··· Records to process

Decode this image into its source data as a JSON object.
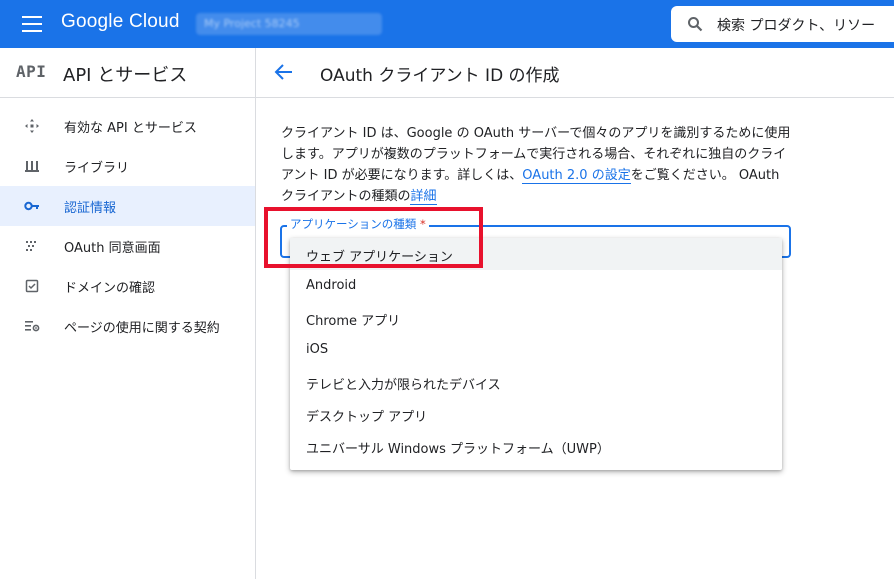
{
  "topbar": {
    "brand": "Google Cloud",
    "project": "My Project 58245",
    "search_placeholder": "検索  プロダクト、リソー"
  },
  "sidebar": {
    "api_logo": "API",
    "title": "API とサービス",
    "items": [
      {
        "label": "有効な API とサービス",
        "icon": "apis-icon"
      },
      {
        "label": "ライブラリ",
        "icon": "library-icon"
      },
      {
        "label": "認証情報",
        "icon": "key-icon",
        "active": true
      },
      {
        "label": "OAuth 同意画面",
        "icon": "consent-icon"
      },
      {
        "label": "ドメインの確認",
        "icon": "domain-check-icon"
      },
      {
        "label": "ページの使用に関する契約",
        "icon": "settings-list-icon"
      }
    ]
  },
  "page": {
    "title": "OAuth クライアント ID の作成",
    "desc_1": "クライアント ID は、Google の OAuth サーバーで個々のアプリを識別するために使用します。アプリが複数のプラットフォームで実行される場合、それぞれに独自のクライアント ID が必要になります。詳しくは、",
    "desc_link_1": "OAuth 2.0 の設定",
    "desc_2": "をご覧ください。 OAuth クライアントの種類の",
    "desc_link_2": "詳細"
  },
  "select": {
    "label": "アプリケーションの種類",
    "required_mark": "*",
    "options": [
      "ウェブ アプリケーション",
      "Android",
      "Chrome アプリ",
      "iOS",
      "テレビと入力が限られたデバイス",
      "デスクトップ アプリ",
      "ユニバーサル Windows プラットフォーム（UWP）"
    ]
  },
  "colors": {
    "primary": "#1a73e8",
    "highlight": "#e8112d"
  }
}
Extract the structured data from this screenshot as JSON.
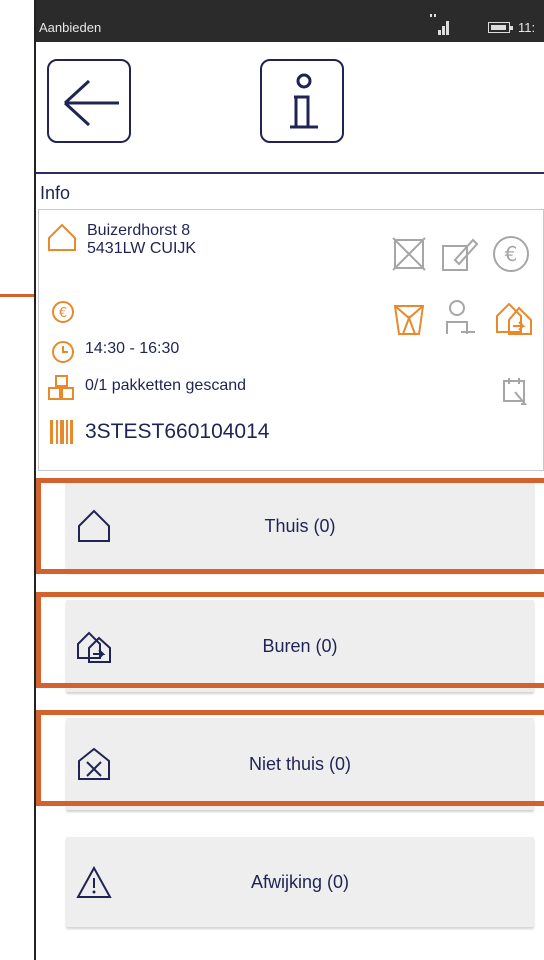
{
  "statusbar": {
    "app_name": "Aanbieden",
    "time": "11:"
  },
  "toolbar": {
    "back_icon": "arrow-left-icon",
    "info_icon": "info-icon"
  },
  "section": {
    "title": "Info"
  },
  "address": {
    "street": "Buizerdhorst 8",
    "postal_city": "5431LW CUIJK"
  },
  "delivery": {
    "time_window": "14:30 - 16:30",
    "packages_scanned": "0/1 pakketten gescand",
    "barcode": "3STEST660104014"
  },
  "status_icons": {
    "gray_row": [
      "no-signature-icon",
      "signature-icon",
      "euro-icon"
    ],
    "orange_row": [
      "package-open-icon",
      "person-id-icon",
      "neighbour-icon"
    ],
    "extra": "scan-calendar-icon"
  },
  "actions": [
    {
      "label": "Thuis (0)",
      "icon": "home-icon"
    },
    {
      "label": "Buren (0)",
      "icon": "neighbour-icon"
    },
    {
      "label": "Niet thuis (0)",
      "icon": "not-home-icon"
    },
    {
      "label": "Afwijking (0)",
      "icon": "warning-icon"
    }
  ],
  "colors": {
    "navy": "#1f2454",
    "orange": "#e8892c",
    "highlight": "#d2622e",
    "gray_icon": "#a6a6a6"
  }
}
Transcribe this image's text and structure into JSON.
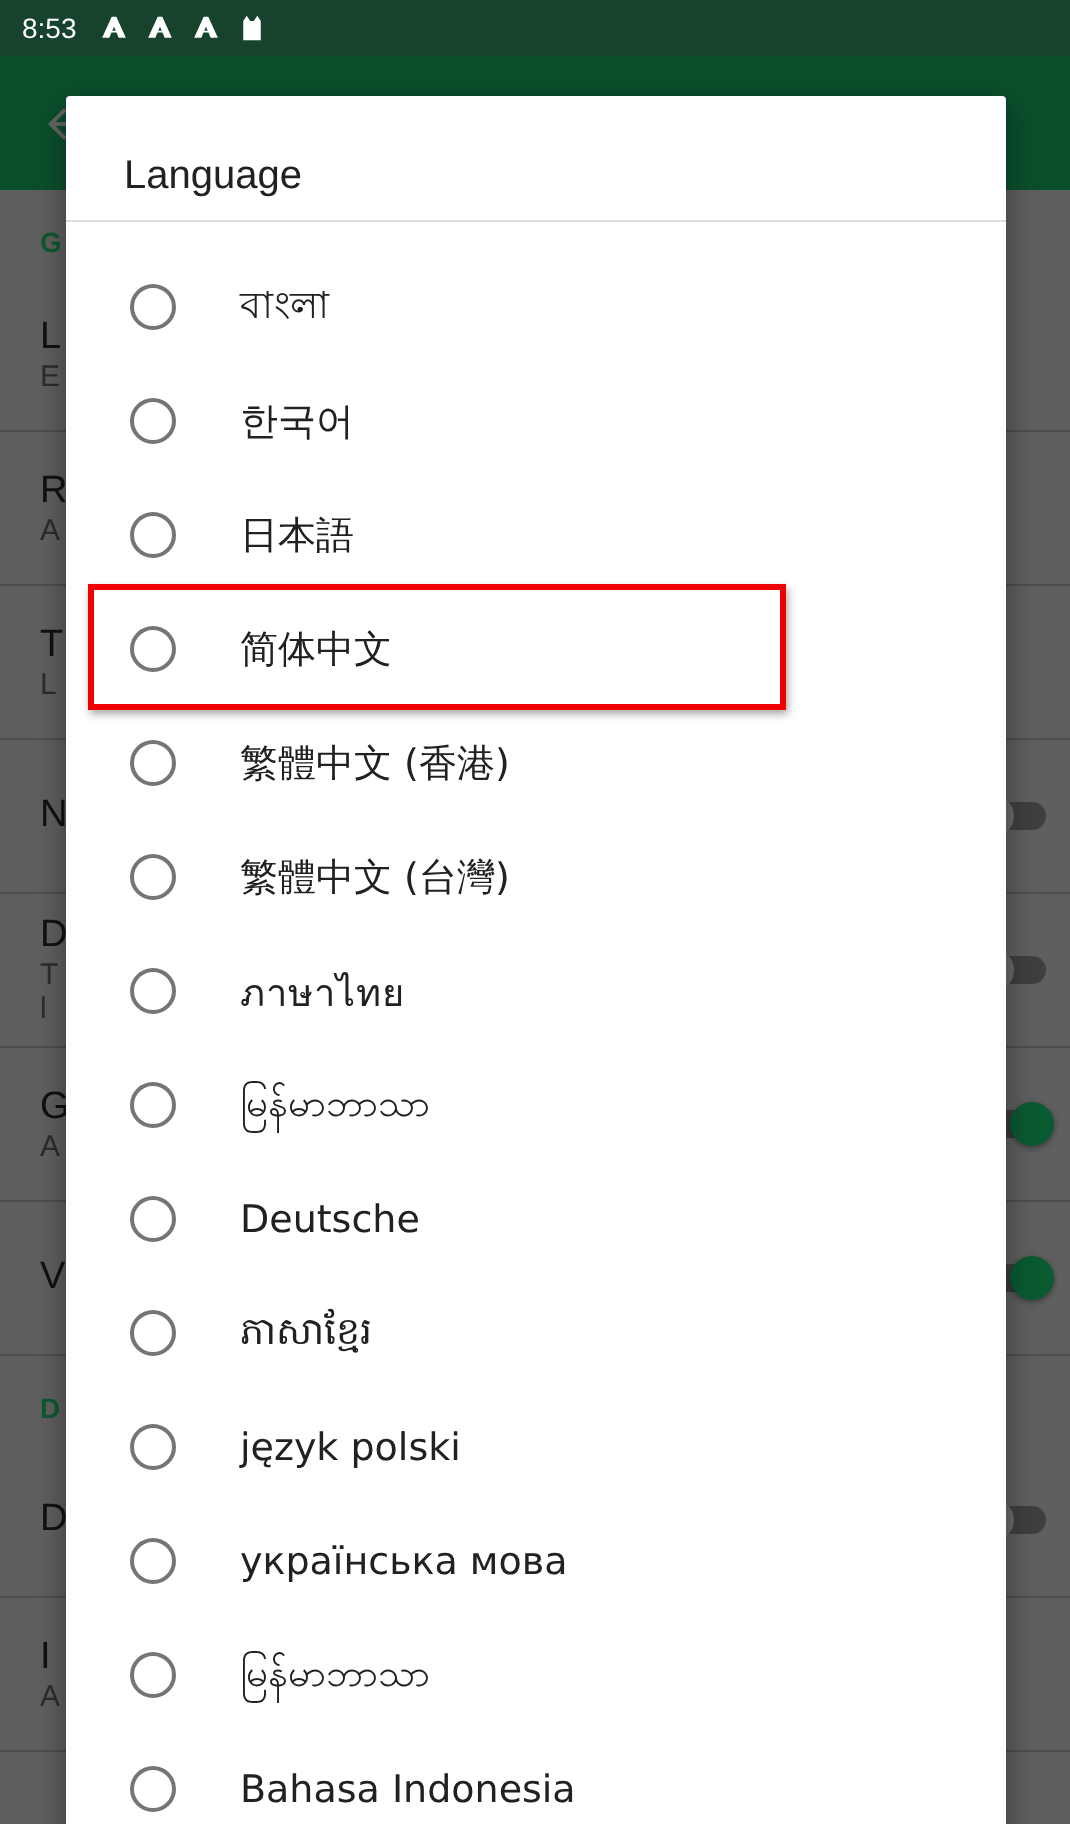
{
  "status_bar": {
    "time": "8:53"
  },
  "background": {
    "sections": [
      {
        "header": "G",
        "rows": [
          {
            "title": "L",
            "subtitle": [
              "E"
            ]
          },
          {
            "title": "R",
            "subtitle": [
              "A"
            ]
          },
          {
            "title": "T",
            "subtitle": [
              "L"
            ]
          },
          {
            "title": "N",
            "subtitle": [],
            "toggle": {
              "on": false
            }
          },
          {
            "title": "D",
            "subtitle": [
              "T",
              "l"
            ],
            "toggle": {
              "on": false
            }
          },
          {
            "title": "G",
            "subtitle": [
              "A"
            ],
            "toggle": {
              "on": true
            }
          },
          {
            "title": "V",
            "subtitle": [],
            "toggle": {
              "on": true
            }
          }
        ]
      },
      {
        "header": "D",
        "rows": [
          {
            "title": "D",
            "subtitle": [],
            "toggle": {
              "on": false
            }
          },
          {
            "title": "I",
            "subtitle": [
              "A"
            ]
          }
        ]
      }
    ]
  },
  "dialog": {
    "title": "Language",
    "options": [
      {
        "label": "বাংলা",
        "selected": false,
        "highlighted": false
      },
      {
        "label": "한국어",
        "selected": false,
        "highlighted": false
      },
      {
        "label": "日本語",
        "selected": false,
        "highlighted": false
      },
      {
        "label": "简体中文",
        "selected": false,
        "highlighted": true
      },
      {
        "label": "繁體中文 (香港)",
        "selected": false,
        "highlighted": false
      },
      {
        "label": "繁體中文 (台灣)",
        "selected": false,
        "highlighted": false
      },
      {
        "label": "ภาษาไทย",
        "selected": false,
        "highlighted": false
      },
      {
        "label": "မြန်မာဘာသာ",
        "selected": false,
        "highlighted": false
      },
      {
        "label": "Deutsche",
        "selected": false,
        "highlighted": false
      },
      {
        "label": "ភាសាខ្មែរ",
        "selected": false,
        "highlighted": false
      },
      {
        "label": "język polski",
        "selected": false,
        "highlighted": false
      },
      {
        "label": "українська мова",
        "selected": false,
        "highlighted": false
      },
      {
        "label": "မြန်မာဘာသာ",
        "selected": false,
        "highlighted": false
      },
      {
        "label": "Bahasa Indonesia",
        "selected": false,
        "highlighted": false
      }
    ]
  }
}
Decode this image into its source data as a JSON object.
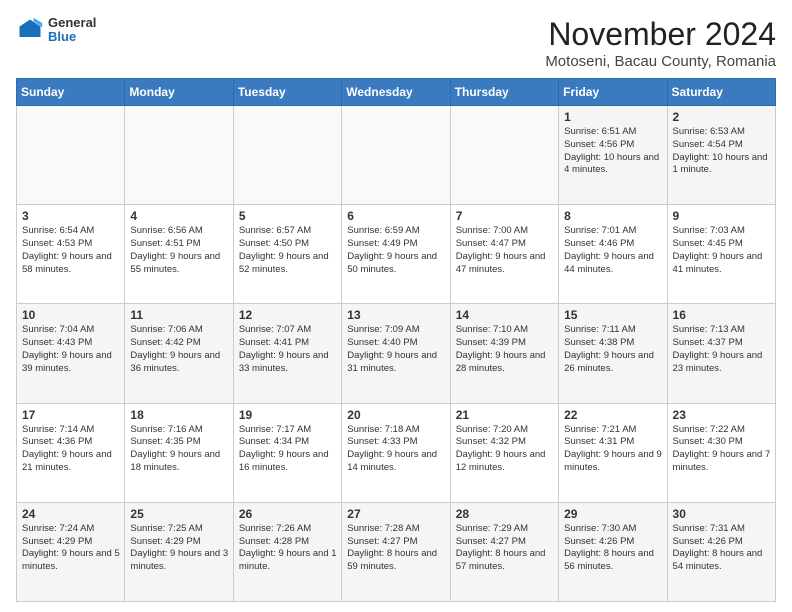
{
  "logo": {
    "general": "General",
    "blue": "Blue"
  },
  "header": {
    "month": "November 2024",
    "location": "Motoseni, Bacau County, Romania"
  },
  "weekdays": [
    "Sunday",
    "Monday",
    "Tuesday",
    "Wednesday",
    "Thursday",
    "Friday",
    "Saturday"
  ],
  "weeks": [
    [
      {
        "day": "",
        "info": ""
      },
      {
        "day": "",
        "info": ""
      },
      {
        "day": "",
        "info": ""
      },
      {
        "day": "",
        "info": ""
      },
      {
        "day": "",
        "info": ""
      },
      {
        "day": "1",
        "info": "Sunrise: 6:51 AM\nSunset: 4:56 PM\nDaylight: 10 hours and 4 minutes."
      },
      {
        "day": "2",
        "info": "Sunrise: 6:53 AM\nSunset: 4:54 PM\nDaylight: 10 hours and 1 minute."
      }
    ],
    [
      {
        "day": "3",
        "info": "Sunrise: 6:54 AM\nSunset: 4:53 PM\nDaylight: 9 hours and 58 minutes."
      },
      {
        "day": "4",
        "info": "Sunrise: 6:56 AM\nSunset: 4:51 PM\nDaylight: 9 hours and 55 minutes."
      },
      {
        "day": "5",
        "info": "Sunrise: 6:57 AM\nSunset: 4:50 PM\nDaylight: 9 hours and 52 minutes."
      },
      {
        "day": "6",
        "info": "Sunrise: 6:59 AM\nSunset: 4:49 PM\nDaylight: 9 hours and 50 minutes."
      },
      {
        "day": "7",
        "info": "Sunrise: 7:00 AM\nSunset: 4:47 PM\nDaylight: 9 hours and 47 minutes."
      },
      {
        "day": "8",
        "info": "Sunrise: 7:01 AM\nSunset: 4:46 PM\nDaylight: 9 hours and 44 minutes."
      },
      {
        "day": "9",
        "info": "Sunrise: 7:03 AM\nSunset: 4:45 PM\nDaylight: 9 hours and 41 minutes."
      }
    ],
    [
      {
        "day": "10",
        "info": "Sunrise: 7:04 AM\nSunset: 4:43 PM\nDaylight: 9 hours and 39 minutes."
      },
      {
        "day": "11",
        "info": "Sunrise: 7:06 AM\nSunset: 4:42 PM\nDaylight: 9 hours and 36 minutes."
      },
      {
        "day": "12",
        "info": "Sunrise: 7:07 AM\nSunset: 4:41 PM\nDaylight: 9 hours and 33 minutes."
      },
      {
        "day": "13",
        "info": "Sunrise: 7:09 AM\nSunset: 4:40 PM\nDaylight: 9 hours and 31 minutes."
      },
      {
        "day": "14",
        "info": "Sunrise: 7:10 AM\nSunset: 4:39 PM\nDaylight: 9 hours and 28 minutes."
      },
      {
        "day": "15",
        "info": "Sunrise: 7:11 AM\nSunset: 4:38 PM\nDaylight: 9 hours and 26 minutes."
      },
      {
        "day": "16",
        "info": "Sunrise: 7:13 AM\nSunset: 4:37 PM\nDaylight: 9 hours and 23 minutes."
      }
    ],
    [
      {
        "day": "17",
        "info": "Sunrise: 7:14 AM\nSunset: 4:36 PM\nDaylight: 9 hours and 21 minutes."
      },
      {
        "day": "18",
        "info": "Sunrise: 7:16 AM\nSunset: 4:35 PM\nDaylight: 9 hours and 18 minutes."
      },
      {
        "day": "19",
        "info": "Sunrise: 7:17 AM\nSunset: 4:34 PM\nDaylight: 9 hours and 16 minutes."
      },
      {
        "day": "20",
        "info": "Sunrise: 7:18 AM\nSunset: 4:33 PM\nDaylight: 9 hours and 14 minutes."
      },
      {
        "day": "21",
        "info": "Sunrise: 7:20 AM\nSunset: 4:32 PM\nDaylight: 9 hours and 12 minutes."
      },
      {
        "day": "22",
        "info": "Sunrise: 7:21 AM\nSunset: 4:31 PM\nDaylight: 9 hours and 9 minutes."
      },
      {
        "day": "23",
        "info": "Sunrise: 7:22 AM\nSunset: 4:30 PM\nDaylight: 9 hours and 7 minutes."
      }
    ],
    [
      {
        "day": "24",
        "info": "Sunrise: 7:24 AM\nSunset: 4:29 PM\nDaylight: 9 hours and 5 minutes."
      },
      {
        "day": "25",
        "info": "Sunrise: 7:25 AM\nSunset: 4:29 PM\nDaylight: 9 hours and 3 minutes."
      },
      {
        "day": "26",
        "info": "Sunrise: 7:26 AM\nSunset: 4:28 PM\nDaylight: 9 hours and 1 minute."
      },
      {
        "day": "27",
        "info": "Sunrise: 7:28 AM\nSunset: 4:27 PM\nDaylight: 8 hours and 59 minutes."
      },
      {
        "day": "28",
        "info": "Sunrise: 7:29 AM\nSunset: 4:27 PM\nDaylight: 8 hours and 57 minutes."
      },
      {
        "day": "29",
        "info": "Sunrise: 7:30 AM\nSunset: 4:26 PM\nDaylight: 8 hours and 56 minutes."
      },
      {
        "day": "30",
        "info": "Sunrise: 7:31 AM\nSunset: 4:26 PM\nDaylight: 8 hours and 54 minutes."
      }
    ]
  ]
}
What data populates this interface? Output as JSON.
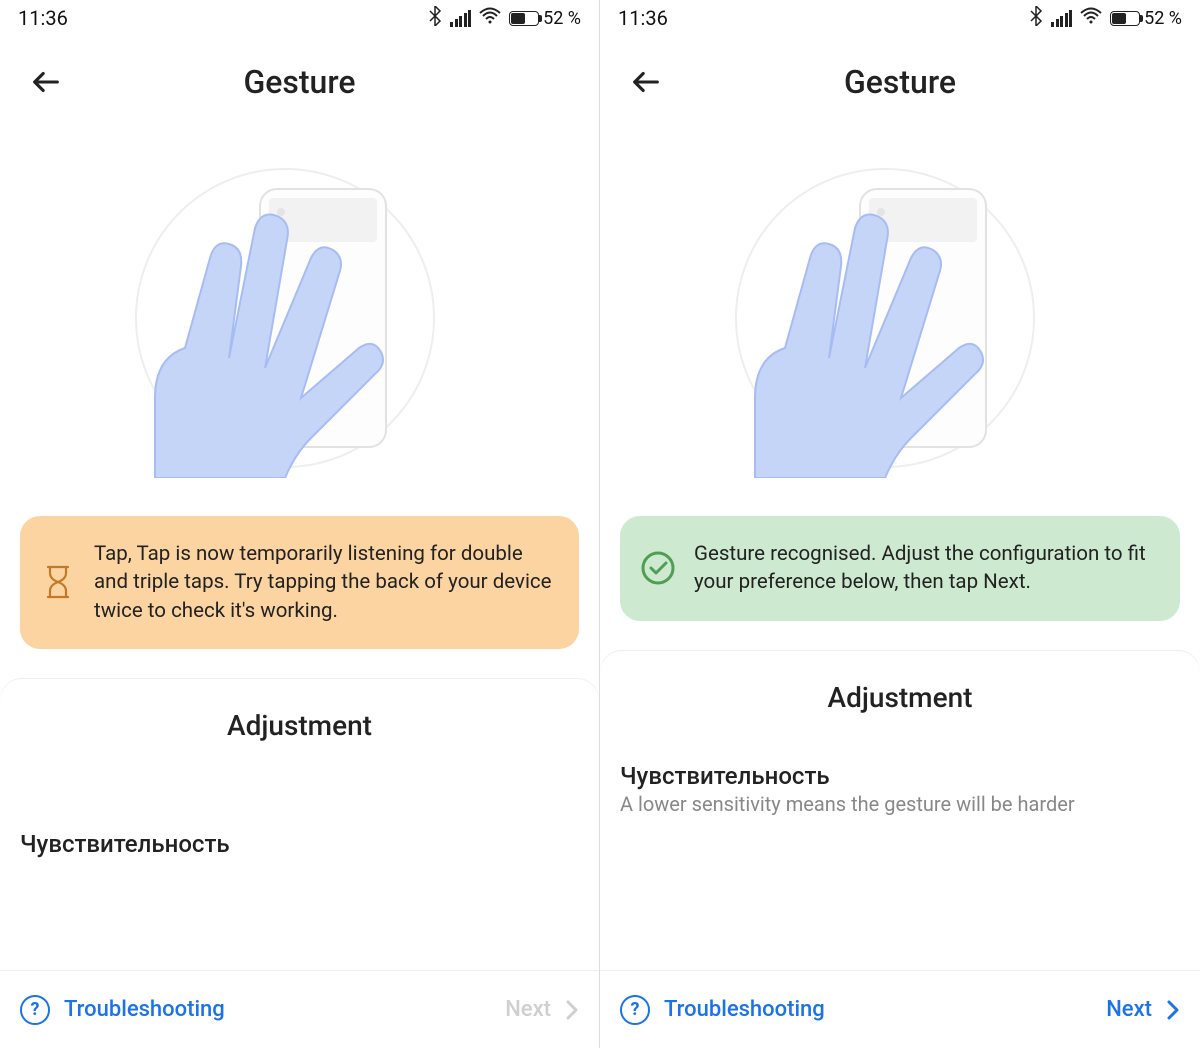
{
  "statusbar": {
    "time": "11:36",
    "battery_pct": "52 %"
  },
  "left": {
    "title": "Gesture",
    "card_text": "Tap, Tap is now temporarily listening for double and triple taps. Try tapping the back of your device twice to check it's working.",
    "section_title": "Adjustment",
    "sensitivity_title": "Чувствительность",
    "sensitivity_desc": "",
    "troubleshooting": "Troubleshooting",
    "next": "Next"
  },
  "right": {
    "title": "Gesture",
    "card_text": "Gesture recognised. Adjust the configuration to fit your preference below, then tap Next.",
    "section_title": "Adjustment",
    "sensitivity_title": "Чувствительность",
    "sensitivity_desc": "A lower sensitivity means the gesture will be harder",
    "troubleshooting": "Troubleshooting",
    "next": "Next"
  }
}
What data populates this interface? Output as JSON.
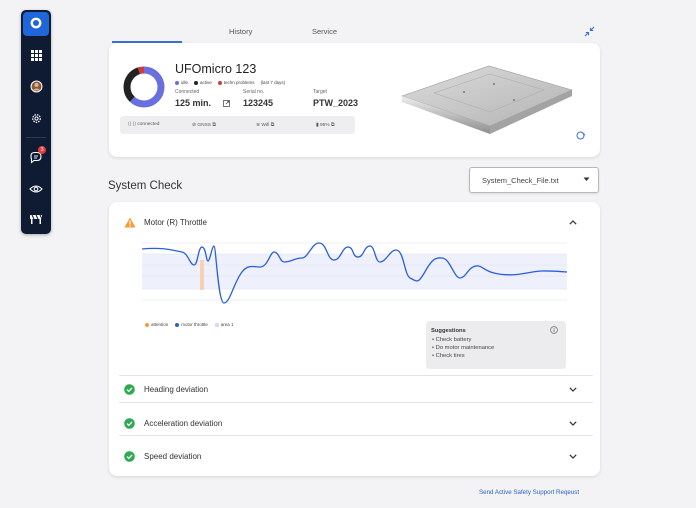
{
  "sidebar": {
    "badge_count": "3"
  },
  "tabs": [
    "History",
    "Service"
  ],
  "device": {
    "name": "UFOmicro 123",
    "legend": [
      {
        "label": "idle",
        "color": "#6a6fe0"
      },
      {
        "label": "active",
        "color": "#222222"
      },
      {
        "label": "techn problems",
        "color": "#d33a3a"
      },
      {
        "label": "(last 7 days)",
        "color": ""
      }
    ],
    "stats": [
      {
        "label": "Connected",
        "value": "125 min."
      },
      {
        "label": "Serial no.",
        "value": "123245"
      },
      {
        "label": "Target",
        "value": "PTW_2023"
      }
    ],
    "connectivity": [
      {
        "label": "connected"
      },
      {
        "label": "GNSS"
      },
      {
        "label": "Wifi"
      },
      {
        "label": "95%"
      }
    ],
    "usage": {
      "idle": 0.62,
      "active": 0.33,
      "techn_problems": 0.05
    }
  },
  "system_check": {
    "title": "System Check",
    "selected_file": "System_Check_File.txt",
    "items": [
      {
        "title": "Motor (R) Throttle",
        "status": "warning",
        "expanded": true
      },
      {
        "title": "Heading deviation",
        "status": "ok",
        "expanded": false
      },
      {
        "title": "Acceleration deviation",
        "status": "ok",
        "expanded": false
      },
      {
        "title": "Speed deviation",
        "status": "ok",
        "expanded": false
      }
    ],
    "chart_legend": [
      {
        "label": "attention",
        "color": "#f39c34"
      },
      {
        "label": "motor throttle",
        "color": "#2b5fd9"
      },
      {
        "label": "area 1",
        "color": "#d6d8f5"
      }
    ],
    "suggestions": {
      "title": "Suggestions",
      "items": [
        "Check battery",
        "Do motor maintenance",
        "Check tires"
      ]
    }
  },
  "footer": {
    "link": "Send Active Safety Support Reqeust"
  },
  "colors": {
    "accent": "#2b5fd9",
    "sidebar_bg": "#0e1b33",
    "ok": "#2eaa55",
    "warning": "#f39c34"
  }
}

······

Extract each line holding the word "deviation" from the records.

        "title": "Heading deviation",
        "title": "Acceleration deviation",
        "title": "Speed deviation",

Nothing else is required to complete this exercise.